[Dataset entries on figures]

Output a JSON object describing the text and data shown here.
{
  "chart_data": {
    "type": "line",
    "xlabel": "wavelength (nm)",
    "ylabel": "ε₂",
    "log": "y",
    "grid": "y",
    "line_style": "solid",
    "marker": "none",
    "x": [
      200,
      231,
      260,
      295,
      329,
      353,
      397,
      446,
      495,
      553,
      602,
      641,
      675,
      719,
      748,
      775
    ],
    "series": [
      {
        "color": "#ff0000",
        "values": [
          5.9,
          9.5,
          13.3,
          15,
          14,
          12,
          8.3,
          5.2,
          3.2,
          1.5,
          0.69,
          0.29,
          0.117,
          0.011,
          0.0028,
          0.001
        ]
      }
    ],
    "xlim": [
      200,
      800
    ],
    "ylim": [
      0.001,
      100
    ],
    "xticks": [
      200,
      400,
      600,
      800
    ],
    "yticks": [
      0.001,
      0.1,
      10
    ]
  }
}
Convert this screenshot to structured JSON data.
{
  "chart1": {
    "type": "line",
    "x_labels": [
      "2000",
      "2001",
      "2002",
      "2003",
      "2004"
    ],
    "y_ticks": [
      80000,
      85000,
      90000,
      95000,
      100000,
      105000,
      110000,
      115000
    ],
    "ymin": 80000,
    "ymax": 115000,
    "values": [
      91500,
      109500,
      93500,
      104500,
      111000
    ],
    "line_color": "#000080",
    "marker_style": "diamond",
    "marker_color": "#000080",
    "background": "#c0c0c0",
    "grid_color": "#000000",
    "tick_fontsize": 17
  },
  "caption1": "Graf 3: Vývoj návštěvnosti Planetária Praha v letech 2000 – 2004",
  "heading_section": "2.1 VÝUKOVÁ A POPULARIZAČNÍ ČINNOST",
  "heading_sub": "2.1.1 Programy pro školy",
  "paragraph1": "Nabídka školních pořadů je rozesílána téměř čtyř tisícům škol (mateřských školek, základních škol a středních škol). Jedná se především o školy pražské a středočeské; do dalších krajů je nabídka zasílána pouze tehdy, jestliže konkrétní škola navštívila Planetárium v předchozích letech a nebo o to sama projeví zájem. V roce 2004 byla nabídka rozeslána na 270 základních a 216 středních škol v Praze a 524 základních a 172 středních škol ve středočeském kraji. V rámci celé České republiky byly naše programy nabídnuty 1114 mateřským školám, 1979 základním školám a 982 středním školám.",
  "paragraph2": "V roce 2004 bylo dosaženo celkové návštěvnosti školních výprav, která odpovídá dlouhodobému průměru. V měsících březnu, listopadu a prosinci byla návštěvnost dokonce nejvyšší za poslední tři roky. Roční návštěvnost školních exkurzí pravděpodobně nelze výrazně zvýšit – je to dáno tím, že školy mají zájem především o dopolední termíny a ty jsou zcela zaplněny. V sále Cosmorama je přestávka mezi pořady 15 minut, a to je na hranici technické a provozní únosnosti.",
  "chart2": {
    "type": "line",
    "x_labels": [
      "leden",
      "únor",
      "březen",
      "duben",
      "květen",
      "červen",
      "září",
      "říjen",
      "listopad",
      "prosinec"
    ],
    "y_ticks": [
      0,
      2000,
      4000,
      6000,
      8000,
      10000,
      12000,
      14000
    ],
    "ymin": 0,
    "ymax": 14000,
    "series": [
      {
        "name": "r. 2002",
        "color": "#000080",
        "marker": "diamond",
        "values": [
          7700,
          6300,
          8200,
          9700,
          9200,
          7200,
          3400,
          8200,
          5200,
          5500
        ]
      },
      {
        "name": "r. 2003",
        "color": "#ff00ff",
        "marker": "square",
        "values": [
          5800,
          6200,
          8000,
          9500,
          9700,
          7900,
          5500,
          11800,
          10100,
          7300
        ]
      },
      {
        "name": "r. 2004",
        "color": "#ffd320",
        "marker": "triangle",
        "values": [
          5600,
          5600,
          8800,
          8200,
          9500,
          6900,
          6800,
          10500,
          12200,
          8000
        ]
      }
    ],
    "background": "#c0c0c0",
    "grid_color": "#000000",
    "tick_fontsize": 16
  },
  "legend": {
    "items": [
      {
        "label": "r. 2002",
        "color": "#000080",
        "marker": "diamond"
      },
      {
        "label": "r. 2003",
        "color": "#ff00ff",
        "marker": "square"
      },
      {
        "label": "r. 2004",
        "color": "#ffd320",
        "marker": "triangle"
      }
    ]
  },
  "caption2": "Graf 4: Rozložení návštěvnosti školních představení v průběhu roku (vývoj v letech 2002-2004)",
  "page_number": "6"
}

> **WHAT IS ASKED**
From the records above, copy every line that holds the word "diamond".

> **REPLY TO THE TASK**
    "marker_style": "diamond",
        "marker": "diamond",
        "marker": "diamond"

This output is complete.